**Data records**
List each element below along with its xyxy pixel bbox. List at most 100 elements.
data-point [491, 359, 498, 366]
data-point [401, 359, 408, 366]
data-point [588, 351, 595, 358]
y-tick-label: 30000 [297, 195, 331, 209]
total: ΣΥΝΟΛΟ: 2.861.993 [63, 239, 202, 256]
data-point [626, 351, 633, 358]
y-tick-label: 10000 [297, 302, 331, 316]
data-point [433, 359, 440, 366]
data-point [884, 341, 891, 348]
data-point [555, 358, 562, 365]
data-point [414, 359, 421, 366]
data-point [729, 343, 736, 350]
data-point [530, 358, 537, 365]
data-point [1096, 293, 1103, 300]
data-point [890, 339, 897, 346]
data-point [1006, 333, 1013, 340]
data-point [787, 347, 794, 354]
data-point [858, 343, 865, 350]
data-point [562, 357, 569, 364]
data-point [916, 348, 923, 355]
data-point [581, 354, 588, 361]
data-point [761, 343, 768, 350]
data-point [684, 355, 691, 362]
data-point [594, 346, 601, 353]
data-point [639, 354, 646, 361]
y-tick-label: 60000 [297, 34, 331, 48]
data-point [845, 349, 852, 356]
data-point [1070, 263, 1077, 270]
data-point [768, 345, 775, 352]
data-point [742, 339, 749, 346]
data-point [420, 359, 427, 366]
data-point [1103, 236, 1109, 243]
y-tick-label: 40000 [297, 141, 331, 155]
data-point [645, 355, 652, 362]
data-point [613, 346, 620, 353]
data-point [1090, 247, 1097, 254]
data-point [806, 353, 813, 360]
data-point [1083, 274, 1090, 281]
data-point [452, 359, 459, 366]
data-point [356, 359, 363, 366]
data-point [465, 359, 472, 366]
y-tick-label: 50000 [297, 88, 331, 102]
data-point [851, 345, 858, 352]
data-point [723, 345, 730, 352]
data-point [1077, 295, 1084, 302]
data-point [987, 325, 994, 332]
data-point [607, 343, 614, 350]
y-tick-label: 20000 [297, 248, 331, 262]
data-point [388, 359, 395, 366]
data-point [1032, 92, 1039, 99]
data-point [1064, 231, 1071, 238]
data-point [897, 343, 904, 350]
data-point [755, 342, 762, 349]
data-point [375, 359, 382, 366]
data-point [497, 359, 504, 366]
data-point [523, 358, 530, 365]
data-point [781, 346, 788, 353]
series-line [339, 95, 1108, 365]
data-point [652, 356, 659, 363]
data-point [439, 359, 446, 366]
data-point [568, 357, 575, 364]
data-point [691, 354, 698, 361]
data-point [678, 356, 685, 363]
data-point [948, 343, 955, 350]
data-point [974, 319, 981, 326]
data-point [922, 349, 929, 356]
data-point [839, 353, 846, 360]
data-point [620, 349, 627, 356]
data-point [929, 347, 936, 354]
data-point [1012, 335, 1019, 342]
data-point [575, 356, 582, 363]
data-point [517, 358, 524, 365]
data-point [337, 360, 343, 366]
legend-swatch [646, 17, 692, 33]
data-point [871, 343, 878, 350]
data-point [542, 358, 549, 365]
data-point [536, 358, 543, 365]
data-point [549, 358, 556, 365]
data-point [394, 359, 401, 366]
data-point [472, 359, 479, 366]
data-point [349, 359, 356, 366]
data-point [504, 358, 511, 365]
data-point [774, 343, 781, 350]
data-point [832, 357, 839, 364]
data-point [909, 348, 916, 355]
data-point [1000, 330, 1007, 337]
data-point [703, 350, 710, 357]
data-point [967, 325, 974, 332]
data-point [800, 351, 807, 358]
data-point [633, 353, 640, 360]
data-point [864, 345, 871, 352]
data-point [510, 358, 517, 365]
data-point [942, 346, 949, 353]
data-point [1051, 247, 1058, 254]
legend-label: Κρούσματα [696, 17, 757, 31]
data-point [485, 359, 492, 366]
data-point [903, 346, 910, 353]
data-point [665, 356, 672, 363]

...

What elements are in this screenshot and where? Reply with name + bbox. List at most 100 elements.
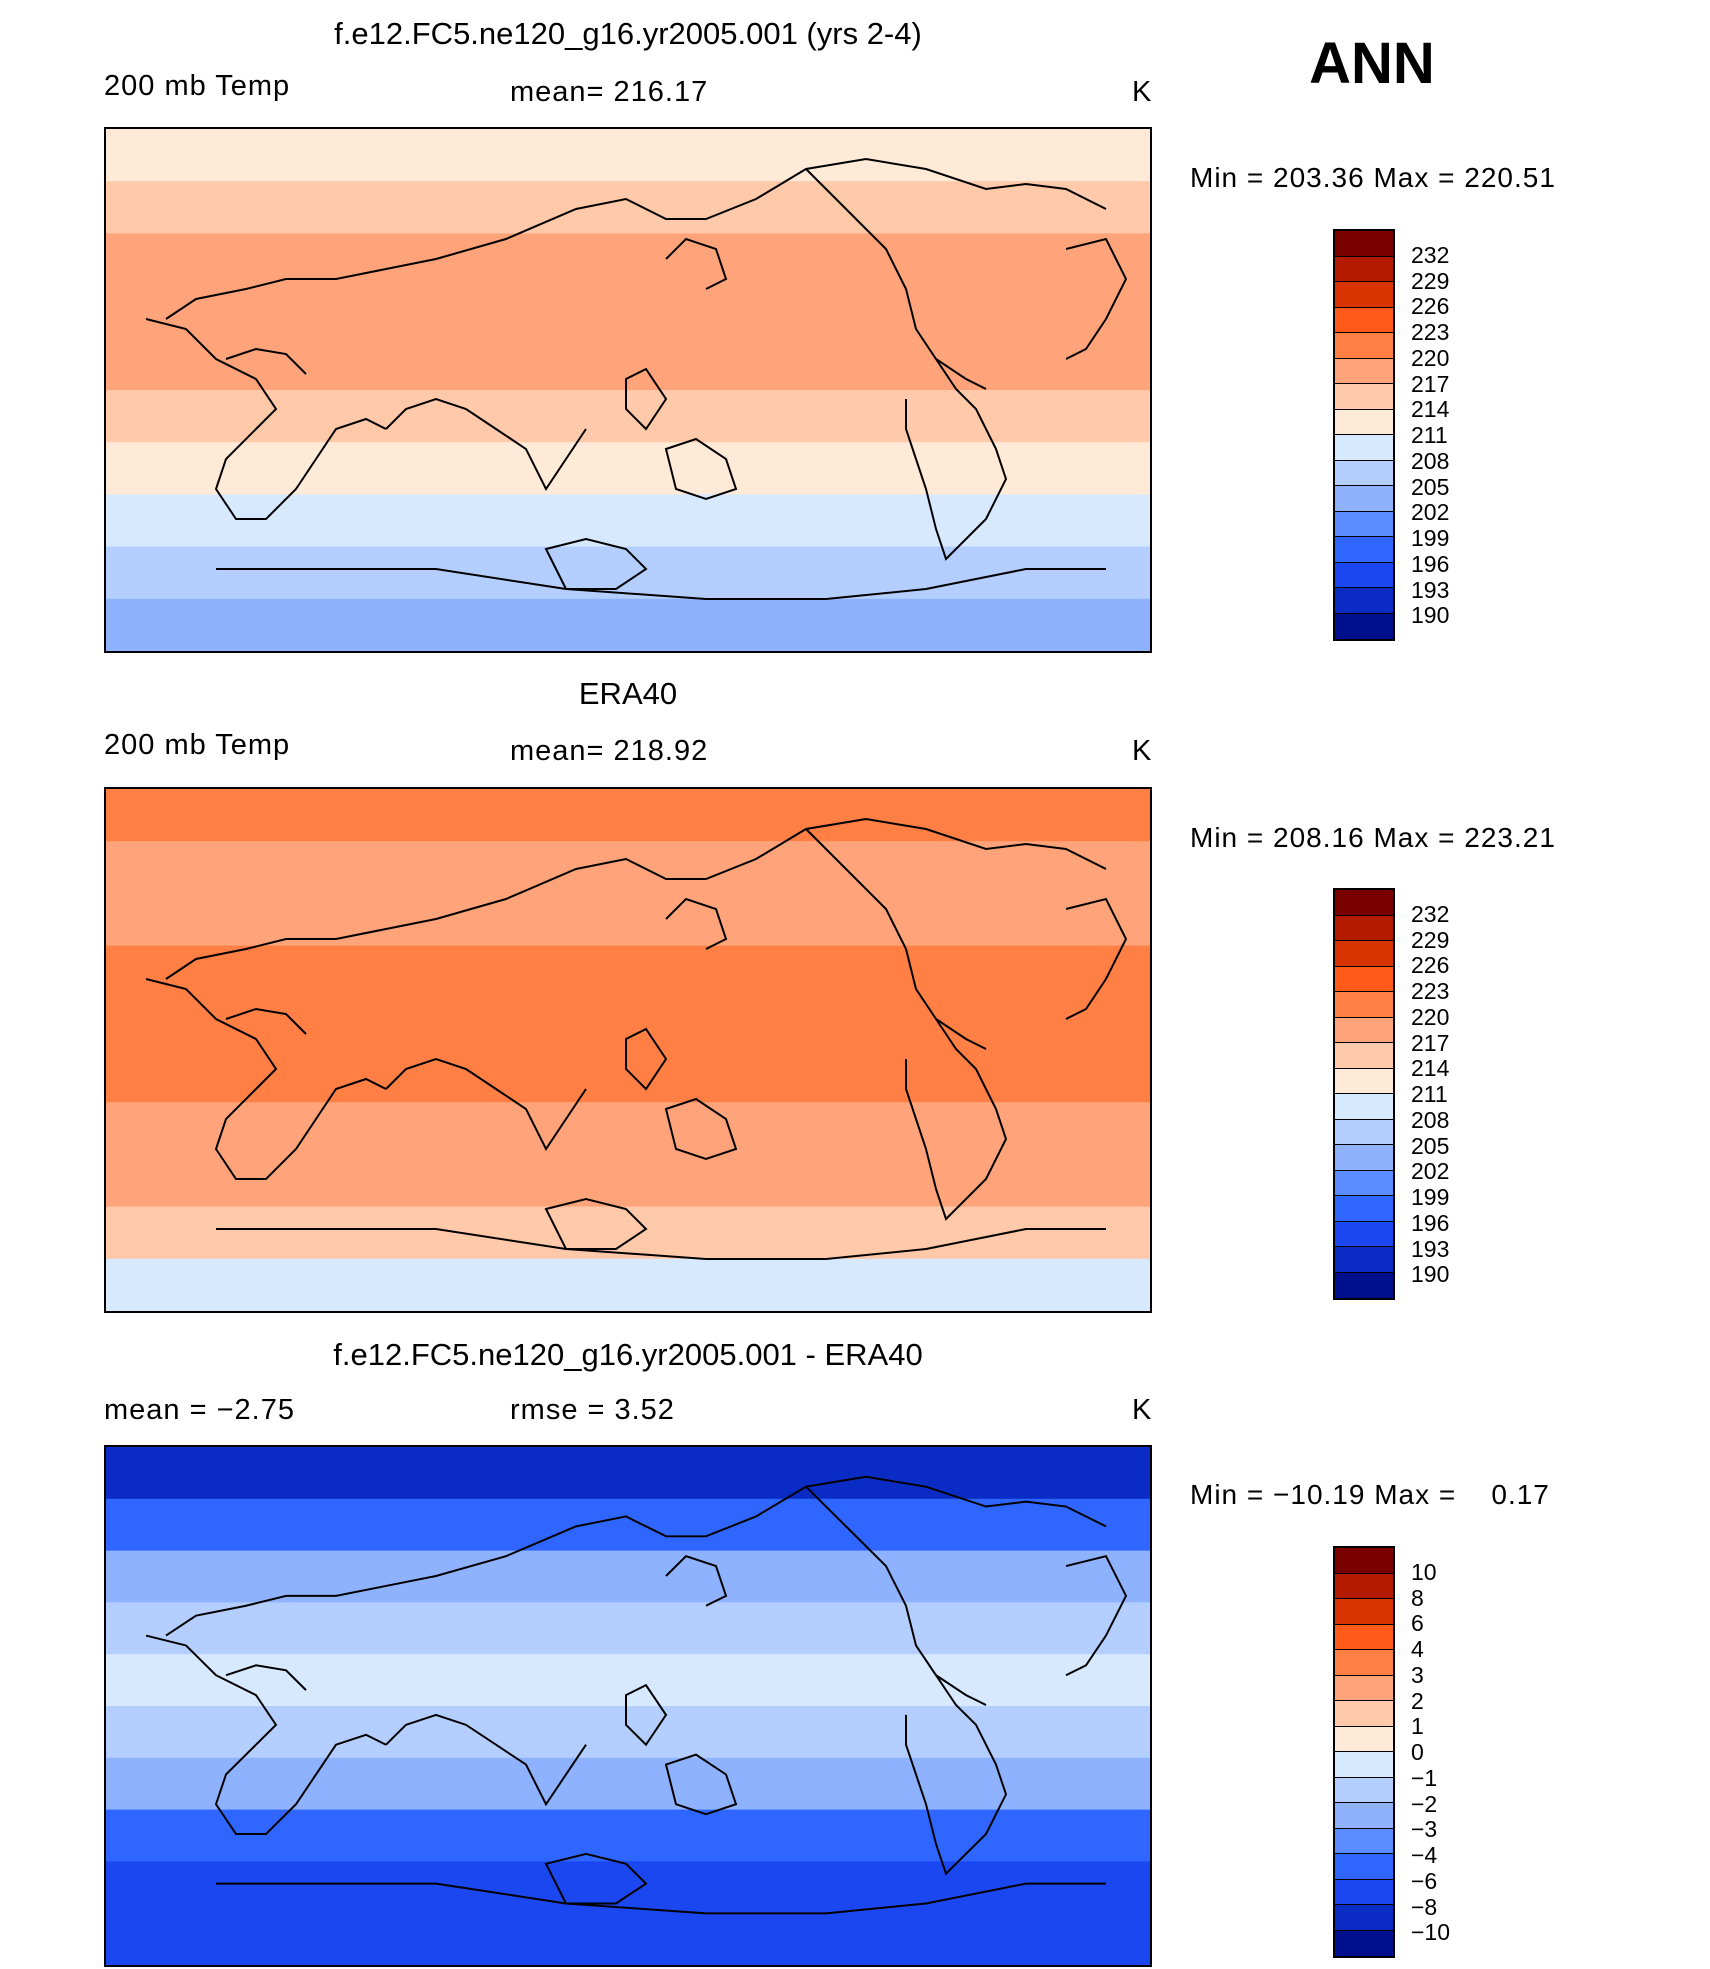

--

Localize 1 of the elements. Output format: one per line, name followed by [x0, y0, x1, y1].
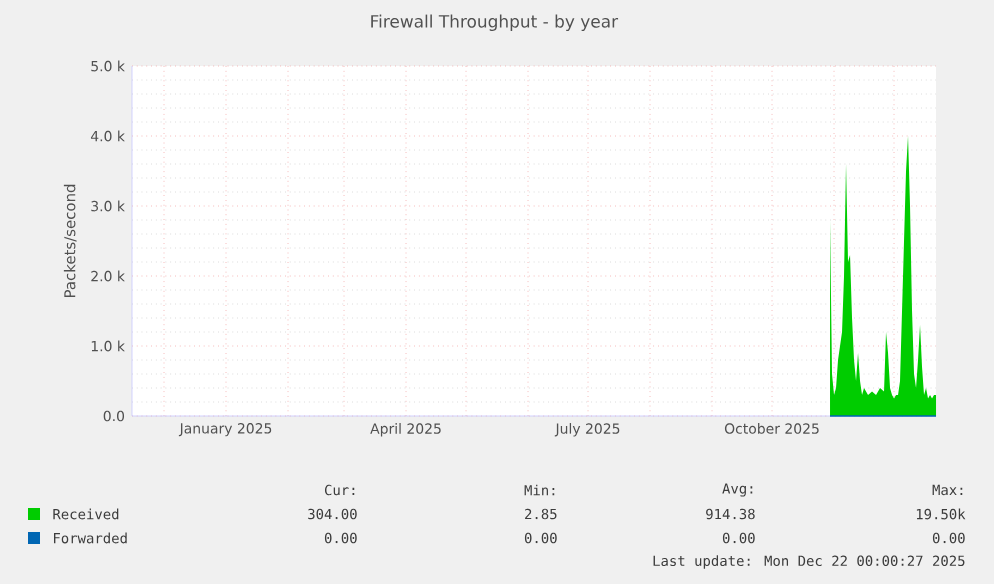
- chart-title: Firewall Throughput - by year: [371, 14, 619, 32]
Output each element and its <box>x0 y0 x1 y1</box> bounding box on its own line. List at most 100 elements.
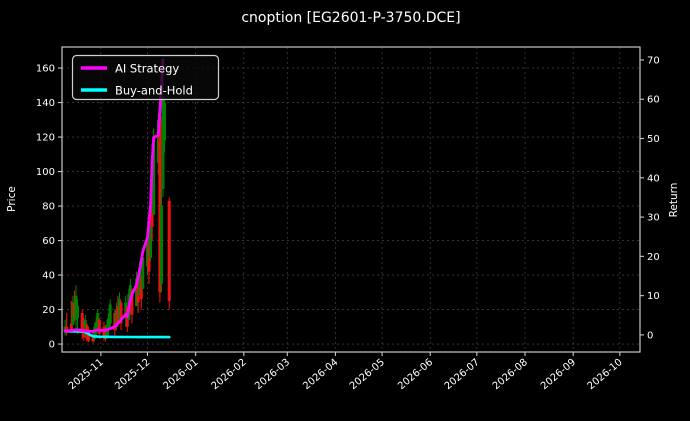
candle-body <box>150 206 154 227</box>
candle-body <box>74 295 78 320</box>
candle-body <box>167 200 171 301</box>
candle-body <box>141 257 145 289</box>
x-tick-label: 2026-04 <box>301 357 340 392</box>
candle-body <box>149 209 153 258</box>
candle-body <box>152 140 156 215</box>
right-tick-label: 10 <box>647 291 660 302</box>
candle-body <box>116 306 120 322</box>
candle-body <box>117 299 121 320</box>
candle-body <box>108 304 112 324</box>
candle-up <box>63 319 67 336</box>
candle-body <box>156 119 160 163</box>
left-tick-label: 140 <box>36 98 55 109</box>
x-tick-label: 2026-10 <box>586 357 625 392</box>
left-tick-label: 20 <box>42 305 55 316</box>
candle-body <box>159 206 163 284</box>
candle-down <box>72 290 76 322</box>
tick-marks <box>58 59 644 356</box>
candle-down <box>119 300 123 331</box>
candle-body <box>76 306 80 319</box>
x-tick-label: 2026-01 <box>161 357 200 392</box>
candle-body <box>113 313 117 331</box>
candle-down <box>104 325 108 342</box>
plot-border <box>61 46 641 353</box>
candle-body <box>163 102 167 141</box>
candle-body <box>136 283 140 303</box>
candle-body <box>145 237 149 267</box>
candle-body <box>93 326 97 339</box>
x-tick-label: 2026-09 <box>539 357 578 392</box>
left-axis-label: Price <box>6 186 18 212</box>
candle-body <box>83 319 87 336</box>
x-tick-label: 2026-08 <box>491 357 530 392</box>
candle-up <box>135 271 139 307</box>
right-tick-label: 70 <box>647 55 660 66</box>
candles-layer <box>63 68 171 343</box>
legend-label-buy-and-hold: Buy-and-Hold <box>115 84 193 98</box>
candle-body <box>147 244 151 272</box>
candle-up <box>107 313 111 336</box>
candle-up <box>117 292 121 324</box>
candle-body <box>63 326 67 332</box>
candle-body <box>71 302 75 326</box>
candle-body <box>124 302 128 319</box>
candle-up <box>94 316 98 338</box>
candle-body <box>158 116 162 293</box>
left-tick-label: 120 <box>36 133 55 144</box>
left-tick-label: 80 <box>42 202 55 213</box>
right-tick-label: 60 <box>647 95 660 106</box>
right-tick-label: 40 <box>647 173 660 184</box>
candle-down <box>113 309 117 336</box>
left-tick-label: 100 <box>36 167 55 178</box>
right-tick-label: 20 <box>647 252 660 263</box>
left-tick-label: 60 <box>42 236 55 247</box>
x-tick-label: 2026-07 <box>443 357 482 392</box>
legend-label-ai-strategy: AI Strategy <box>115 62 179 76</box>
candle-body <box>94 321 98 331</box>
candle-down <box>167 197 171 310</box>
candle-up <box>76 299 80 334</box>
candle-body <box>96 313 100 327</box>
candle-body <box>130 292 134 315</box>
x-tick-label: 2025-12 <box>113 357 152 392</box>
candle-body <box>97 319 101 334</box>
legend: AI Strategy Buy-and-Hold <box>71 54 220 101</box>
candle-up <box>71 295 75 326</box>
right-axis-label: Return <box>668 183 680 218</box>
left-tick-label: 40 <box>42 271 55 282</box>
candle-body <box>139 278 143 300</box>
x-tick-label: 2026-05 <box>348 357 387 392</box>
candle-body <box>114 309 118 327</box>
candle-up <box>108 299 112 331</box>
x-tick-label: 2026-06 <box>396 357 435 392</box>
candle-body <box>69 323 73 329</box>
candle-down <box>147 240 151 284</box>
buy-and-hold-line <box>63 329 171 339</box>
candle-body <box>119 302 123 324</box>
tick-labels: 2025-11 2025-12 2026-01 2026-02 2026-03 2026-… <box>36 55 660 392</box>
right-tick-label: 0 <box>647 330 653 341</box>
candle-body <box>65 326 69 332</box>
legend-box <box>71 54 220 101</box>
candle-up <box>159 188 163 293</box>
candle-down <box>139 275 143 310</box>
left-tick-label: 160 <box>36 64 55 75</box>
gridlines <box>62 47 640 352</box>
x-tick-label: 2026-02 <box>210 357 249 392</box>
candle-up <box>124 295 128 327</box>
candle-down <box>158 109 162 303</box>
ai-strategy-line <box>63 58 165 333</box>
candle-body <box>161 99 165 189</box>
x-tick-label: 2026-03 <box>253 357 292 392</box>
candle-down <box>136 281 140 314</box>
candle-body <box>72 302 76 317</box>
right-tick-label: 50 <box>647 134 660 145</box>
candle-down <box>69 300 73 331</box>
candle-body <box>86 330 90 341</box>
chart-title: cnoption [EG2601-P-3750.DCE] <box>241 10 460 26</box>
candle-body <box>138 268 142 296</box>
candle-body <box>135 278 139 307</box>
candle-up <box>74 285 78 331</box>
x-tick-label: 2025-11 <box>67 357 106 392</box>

**What is asked**
Reproduce the lines of the entries from the one containing "Output each element" through the one containing "x-tick-label: 2026-04 <box>301", with both of those lines included. Omit the pictures.

**Task solution**
Output each element and its <box>x0 y0 x1 y1</box> bounding box on its own line. List at most 100 elements.
candle-body <box>150 206 154 227</box>
candle-body <box>74 295 78 320</box>
candle-body <box>167 200 171 301</box>
candle-body <box>141 257 145 289</box>
x-tick-label: 2026-04 <box>301 357 340 392</box>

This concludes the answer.